STATED EXERCISE :: Examine the entries and show every line in which the word "this" is found.

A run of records

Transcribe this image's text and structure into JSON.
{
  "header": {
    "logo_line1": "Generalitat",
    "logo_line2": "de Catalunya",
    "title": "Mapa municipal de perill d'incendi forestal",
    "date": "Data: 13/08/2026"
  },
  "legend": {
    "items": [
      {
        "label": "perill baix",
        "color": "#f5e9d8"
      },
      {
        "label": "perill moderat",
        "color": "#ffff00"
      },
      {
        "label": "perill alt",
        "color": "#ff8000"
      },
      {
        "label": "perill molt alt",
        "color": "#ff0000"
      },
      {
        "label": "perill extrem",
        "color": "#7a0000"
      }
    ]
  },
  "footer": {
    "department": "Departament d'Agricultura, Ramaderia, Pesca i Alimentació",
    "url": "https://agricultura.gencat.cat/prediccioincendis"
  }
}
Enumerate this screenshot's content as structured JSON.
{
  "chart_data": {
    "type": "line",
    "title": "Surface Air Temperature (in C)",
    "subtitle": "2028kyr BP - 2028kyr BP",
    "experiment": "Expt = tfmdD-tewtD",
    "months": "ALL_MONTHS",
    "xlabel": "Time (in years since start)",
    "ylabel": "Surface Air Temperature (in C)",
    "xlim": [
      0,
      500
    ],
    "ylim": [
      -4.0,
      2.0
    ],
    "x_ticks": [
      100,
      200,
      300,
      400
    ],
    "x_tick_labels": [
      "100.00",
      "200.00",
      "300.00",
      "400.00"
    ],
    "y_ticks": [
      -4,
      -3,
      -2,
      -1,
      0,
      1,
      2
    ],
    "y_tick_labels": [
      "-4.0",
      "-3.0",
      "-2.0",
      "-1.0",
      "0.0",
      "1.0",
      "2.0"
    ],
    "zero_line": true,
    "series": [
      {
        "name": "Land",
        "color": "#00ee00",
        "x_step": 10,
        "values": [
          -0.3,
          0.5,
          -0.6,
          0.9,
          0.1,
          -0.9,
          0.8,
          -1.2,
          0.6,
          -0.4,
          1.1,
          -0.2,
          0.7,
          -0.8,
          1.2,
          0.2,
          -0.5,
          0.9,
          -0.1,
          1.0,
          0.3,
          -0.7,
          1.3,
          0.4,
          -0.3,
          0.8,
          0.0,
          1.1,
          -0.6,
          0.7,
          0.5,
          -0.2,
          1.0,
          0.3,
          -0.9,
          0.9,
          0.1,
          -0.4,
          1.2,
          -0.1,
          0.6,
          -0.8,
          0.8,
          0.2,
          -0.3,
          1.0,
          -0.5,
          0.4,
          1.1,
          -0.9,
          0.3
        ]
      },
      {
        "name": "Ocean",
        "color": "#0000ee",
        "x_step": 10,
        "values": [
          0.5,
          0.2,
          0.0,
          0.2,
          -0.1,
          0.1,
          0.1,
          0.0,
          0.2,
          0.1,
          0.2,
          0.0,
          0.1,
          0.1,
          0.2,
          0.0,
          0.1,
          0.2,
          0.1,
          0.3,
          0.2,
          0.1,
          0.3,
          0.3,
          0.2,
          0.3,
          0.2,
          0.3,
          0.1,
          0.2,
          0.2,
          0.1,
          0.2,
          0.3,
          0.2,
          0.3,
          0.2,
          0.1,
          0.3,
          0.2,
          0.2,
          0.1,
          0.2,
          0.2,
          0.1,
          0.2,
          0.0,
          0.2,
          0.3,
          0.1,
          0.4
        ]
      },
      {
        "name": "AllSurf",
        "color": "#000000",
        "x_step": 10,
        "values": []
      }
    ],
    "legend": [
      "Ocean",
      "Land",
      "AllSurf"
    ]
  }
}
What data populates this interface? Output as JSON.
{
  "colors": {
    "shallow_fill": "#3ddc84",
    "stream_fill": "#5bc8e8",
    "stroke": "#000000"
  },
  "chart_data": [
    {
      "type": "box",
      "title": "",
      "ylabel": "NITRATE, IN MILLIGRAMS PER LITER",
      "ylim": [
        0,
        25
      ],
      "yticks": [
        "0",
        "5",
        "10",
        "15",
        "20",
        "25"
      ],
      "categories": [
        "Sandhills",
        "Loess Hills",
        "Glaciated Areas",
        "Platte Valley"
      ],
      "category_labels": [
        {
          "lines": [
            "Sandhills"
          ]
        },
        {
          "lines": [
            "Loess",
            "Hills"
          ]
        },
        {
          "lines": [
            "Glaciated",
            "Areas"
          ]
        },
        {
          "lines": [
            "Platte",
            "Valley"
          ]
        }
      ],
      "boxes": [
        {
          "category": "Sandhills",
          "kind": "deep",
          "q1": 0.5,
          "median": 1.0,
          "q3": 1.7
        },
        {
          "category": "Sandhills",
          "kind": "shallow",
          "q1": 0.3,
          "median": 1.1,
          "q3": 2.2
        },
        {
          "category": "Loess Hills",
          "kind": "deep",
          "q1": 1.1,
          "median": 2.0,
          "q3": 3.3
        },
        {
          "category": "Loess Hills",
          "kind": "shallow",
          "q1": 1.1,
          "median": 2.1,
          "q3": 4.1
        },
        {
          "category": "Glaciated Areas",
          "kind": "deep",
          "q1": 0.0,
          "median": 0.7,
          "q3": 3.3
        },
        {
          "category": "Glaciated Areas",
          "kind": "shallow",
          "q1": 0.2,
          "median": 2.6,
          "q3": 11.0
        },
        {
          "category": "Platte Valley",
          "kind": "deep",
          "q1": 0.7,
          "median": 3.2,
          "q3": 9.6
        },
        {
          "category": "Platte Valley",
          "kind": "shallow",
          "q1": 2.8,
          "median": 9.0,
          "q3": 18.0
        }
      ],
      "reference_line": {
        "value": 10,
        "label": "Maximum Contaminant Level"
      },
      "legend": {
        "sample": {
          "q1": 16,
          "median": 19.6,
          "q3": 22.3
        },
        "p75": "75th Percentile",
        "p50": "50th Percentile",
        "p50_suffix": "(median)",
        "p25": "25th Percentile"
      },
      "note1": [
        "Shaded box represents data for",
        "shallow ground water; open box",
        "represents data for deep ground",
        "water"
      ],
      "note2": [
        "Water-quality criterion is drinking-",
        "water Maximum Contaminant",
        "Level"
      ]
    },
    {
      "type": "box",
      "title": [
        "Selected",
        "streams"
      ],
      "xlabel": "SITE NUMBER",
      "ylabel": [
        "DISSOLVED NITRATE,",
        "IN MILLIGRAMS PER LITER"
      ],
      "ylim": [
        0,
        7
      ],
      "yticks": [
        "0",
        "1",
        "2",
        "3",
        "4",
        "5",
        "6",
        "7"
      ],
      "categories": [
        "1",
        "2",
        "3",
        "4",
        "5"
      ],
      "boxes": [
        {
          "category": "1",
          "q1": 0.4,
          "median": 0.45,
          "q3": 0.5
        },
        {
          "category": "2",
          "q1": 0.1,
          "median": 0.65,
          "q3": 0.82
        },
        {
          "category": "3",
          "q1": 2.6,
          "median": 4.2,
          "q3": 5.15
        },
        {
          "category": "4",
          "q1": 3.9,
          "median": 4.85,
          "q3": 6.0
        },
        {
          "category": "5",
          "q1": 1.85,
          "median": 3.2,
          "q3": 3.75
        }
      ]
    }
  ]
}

TASK ANSWER ::
Transcribe this image's text and structure into JSON.
Enumerate this screenshot's content as structured JSON.
What data populates this interface? Output as JSON.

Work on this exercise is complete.